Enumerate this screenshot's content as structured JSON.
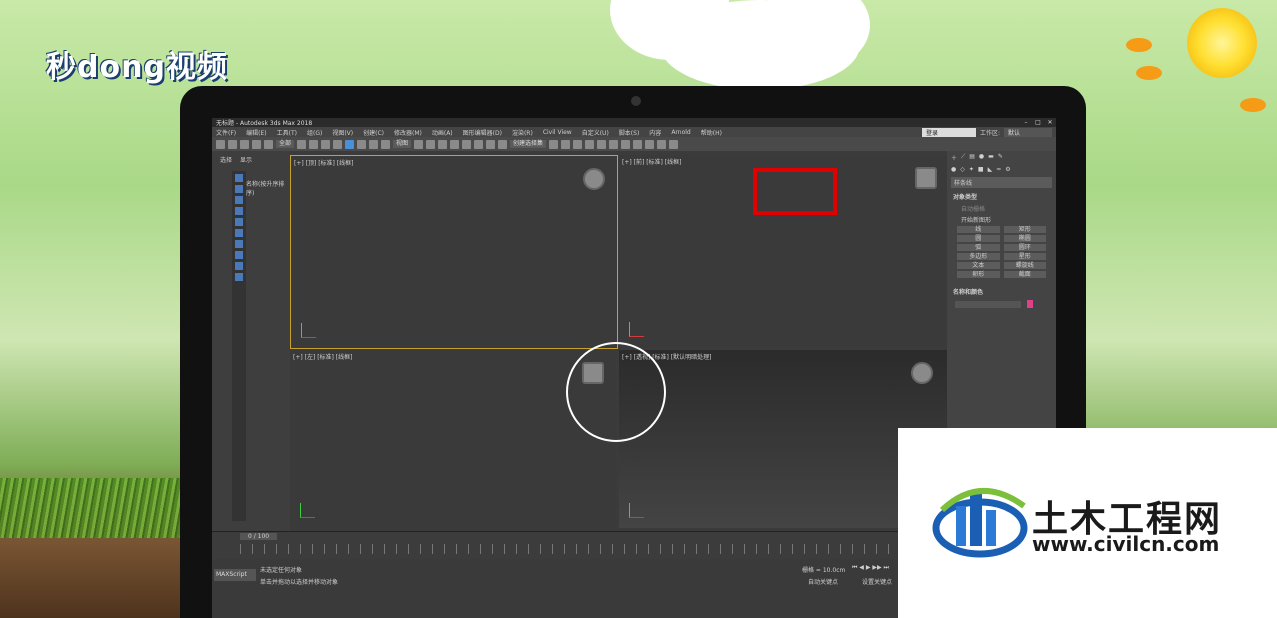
{
  "watermark_top_left": "秒dong视频",
  "app": {
    "title": "无标题 - Autodesk 3ds Max 2018",
    "menu": [
      "文件(F)",
      "编辑(E)",
      "工具(T)",
      "组(G)",
      "视图(V)",
      "创建(C)",
      "修改器(M)",
      "动画(A)",
      "图形编辑器(D)",
      "渲染(R)",
      "Civil View",
      "自定义(U)",
      "脚本(S)",
      "内容",
      "Arnold",
      "帮助(H)"
    ],
    "user_box": "登录",
    "workspace_label": "工作区:",
    "workspace_value": "默认",
    "toolbar": {
      "selection_filter": "全部",
      "view_dropdown": "视图",
      "named_selection": "创建选择集"
    },
    "scene_explorer": {
      "tab_select": "选择",
      "tab_display": "显示",
      "sort_label": "名称(按升序排序)"
    },
    "viewports": {
      "top": "[+] [顶] [标准] [线框]",
      "front": "[+] [前] [标准] [线框]",
      "left": "[+] [左] [标准] [线框]",
      "perspective": "[+] [透视] [标准] [默认明暗处理]"
    },
    "command_panel": {
      "category": "样条线",
      "rollout_object_type": "对象类型",
      "autogrid": "自动栅格",
      "start_new_shape": "开始新图形",
      "buttons": [
        [
          "线",
          "矩形"
        ],
        [
          "圆",
          "椭圆"
        ],
        [
          "弧",
          "圆环"
        ],
        [
          "多边形",
          "星形"
        ],
        [
          "文本",
          "螺旋线"
        ],
        [
          "卵形",
          "截面"
        ]
      ],
      "rollout_name_color": "名称和颜色"
    },
    "timeline": {
      "frame": "0 / 100"
    },
    "status": {
      "maxscript": "MAXScript",
      "line1": "未选定任何对象",
      "line2": "单击并拖动以选择并移动对象",
      "grid": "栅格 = 10.0cm",
      "autokey": "自动关键点",
      "setkey": "设置关键点"
    }
  },
  "watermark_bottom_right": {
    "cn": "土木工程网",
    "url": "www.civilcn.com"
  },
  "colors": {
    "highlight_box": "#e00000",
    "viewport_active_border": "#c8a02a",
    "name_color_swatch": "#e0408a"
  }
}
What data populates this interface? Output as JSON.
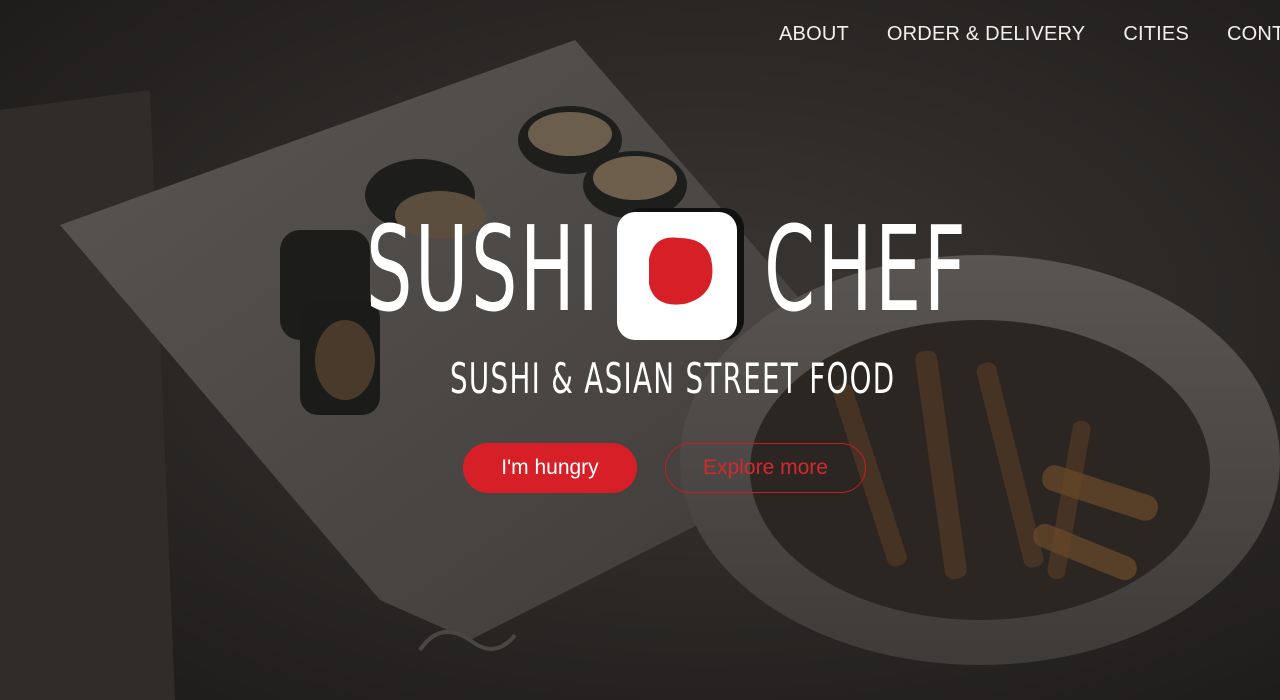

···

EXERCISE AIM |
Extract every line above containing the word "JSON".

WORKED ANSWER |
Enumerate this screenshot's content as structured JSON.
What data populates this interface? Output as JSON.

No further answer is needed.